» **Exercise requirements**:
Write out each entry again. Keep every word exactly as it is.

Data records
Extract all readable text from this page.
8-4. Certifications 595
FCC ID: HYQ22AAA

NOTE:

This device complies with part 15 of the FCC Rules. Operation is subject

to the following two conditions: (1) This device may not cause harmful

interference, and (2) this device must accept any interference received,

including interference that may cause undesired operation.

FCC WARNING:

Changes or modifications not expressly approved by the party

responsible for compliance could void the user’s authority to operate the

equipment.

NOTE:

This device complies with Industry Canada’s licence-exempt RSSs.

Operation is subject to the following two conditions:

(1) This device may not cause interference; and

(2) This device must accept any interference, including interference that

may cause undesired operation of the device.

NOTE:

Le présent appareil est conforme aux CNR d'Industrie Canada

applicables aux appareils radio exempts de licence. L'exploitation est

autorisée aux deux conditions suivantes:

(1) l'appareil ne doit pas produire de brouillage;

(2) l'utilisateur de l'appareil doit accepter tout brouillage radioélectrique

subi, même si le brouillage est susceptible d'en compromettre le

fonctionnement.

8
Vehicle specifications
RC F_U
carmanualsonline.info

» **Answer in full**:
Extract all readable text from this page.
8-4. Certifications 595
FCC ID: HYQ22AAA

NOTE:

This device complies with part 15 of the FCC Rules. Operation is subject

to the following two conditions: (1) This device may not cause harmful

interference, and (2) this device must accept any interference received,

including interference that may cause undesired operation.

FCC WARNING:

Changes or modifications not expressly approved by the party

responsible for compliance could void the user’s authority to operate the

equipment.

NOTE:

This device complies with Industry Canada’s licence-exempt RSSs.

Operation is subject to the following two conditions:

(1) This device may not cause interference; and

(2) This device must accept any interference, including interference that

may cause undesired operation of the device.

NOTE:

Le présent appareil est conforme aux CNR d'Industrie Canada

applicables aux appareils radio exempts de licence. L'exploitation est

autorisée aux deux conditions suivantes:

(1) l'appareil ne doit pas produire de brouillage;

(2) l'utilisateur de l'appareil doit accepter tout brouillage radioélectrique

subi, même si le brouillage est susceptible d'en compromettre le

fonctionnement.

8
Vehicle specifications
RC F_U
carmanualsonline.info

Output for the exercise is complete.